● Short task: Transcribe the listing word for word.

:::

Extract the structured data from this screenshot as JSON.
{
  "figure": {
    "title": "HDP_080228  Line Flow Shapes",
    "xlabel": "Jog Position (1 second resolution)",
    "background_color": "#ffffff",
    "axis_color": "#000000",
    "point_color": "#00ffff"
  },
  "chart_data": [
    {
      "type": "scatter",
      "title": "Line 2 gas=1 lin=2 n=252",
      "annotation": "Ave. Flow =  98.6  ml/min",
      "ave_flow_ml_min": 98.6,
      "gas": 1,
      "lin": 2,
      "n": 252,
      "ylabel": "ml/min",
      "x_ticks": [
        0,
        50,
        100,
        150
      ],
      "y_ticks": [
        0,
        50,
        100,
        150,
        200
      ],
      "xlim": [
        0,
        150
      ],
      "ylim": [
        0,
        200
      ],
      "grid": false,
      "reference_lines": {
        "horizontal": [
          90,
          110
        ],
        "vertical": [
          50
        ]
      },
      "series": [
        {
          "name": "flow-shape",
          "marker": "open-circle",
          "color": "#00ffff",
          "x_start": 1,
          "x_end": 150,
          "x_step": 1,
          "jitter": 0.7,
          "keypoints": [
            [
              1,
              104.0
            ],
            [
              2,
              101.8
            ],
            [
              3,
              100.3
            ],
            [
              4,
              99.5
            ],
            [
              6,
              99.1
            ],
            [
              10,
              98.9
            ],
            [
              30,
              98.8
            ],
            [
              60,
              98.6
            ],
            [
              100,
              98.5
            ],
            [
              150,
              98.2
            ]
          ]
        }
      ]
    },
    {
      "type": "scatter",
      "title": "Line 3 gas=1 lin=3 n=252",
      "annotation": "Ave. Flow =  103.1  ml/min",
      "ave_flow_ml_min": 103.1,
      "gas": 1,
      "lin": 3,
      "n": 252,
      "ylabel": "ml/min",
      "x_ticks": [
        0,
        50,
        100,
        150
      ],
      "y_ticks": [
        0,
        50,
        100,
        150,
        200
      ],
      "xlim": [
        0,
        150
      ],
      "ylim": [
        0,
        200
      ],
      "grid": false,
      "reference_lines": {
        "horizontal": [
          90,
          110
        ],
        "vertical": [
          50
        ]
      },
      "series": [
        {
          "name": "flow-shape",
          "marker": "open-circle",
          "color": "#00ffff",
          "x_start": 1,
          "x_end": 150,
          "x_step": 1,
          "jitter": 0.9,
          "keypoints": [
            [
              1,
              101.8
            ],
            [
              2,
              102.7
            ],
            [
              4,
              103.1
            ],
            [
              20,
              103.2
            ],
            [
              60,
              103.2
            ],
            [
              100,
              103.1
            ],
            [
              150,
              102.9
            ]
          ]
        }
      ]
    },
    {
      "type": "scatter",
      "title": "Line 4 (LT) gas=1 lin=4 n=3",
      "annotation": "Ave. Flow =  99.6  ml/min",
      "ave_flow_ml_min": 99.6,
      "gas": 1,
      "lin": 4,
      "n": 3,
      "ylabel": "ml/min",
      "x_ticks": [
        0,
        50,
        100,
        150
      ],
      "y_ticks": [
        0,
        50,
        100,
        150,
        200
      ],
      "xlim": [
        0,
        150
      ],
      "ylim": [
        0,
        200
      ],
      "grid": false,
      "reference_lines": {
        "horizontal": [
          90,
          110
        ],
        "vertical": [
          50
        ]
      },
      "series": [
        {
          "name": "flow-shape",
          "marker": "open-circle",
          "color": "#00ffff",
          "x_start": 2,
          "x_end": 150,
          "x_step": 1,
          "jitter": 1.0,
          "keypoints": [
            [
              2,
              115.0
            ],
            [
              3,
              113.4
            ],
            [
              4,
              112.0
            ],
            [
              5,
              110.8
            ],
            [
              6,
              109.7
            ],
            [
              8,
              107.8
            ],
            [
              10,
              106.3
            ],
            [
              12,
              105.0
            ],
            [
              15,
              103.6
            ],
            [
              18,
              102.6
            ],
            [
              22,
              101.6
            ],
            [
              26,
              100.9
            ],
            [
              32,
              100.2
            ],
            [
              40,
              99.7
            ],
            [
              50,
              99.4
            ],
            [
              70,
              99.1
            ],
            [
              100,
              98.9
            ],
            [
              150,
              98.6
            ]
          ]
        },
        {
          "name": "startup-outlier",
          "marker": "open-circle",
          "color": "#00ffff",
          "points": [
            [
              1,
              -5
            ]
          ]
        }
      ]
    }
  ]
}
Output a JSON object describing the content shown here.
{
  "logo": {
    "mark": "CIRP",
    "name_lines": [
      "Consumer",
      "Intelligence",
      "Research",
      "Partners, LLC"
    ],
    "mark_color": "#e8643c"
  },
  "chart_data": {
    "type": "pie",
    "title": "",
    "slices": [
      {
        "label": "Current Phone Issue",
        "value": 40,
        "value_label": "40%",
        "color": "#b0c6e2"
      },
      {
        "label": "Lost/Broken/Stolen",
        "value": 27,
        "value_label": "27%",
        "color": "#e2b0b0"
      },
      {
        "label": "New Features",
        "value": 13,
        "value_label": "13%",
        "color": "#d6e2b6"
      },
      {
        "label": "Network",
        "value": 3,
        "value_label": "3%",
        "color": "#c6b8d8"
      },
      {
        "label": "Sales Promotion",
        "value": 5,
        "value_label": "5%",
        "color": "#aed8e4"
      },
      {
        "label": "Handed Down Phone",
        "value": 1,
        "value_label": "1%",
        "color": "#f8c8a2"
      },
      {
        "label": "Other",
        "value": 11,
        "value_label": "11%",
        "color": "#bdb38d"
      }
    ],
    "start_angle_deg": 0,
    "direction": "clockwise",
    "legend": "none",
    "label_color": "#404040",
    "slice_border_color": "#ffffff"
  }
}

:::

● Result for this exercise:
Extract the structured data from this screenshot as JSON.
{
  "figure": {
    "title": "HDP_080228  Line Flow Shapes",
    "xlabel": "Jog Position (1 second resolution)",
    "background_color": "#ffffff",
    "axis_color": "#000000",
    "point_color": "#00ffff"
  },
  "chart_data": [
    {
      "type": "scatter",
      "title": "Line 2 gas=1 lin=2 n=252",
      "annotation": "Ave. Flow =  98.6  ml/min",
      "ave_flow_ml_min": 98.6,
      "gas": 1,
      "lin": 2,
      "n": 252,
      "ylabel": "ml/min",
      "x_ticks": [
        0,
        50,
        100,
        150
      ],
      "y_ticks": [
        0,
        50,
        100,
        150,
        200
      ],
      "xlim": [
        0,
        150
      ],
      "ylim": [
        0,
        200
      ],
      "grid": false,
      "reference_lines": {
        "horizontal": [
          90,
          110
        ],
        "vertical": [
          50
        ]
      },
      "series": [
        {
          "name": "flow-shape",
          "marker": "open-circle",
          "color": "#00ffff",
          "x_start": 1,
          "x_end": 150,
          "x_step": 1,
          "jitter": 0.7,
          "keypoints": [
            [
              1,
              104.0
            ],
            [
              2,
              101.8
            ],
            [
              3,
              100.3
            ],
            [
              4,
              99.5
            ],
            [
              6,
              99.1
            ],
            [
              10,
              98.9
            ],
            [
              30,
              98.8
            ],
            [
              60,
              98.6
            ],
            [
              100,
              98.5
            ],
            [
              150,
              98.2
            ]
          ]
        }
      ]
    },
    {
      "type": "scatter",
      "title": "Line 3 gas=1 lin=3 n=252",
      "annotation": "Ave. Flow =  103.1  ml/min",
      "ave_flow_ml_min": 103.1,
      "gas": 1,
      "lin": 3,
      "n": 252,
      "ylabel": "ml/min",
      "x_ticks": [
        0,
        50,
        100,
        150
      ],
      "y_ticks": [
        0,
        50,
        100,
        150,
        200
      ],
      "xlim": [
        0,
        150
      ],
      "ylim": [
        0,
        200
      ],
      "grid": false,
      "reference_lines": {
        "horizontal": [
          90,
          110
        ],
        "vertical": [
          50
        ]
      },
      "series": [
        {
          "name": "flow-shape",
          "marker": "open-circle",
          "color": "#00ffff",
          "x_start": 1,
          "x_end": 150,
          "x_step": 1,
          "jitter": 0.9,
          "keypoints": [
            [
              1,
              101.8
            ],
            [
              2,
              102.7
            ],
            [
              4,
              103.1
            ],
            [
              20,
              103.2
            ],
            [
              60,
              103.2
            ],
            [
              100,
              103.1
            ],
            [
              150,
              102.9
            ]
          ]
        }
      ]
    },
    {
      "type": "scatter",
      "title": "Line 4 (LT) gas=1 lin=4 n=3",
      "annotation": "Ave. Flow =  99.6  ml/min",
      "ave_flow_ml_min": 99.6,
      "gas": 1,
      "lin": 4,
      "n": 3,
      "ylabel": "ml/min",
      "x_ticks": [
        0,
        50,
        100,
        150
      ],
      "y_ticks": [
        0,
        50,
        100,
        150,
        200
      ],
      "xlim": [
        0,
        150
      ],
      "ylim": [
        0,
        200
      ],
      "grid": false,
      "reference_lines": {
        "horizontal": [
          90,
          110
        ],
        "vertical": [
          50
        ]
      },
      "series": [
        {
          "name": "flow-shape",
          "marker": "open-circle",
          "color": "#00ffff",
          "x_start": 2,
          "x_end": 150,
          "x_step": 1,
          "jitter": 1.0,
          "keypoints": [
            [
              2,
              115.0
            ],
            [
              3,
              113.4
            ],
            [
              4,
              112.0
            ],
            [
              5,
              110.8
            ],
            [
              6,
              109.7
            ],
            [
              8,
              107.8
            ],
            [
              10,
              106.3
            ],
            [
              12,
              105.0
            ],
            [
              15,
              103.6
            ],
            [
              18,
              102.6
            ],
            [
              22,
              101.6
            ],
            [
              26,
              100.9
            ],
            [
              32,
              100.2
            ],
            [
              40,
              99.7
            ],
            [
              50,
              99.4
            ],
            [
              70,
              99.1
            ],
            [
              100,
              98.9
            ],
            [
              150,
              98.6
            ]
          ]
        },
        {
          "name": "startup-outlier",
          "marker": "open-circle",
          "color": "#00ffff",
          "points": [
            [
              1,
              -5
            ]
          ]
        }
      ]
    }
  ]
}
Output a JSON object describing the content shown here.
{
  "logo": {
    "mark": "CIRP",
    "name_lines": [
      "Consumer",
      "Intelligence",
      "Research",
      "Partners, LLC"
    ],
    "mark_color": "#e8643c"
  },
  "chart_data": {
    "type": "pie",
    "title": "",
    "slices": [
      {
        "label": "Current Phone Issue",
        "value": 40,
        "value_label": "40%",
        "color": "#b0c6e2"
      },
      {
        "label": "Lost/Broken/Stolen",
        "value": 27,
        "value_label": "27%",
        "color": "#e2b0b0"
      },
      {
        "label": "New Features",
        "value": 13,
        "value_label": "13%",
        "color": "#d6e2b6"
      },
      {
        "label": "Network",
        "value": 3,
        "value_label": "3%",
        "color": "#c6b8d8"
      },
      {
        "label": "Sales Promotion",
        "value": 5,
        "value_label": "5%",
        "color": "#aed8e4"
      },
      {
        "label": "Handed Down Phone",
        "value": 1,
        "value_label": "1%",
        "color": "#f8c8a2"
      },
      {
        "label": "Other",
        "value": 11,
        "value_label": "11%",
        "color": "#bdb38d"
      }
    ],
    "start_angle_deg": 0,
    "direction": "clockwise",
    "legend": "none",
    "label_color": "#404040",
    "slice_border_color": "#ffffff"
  }
}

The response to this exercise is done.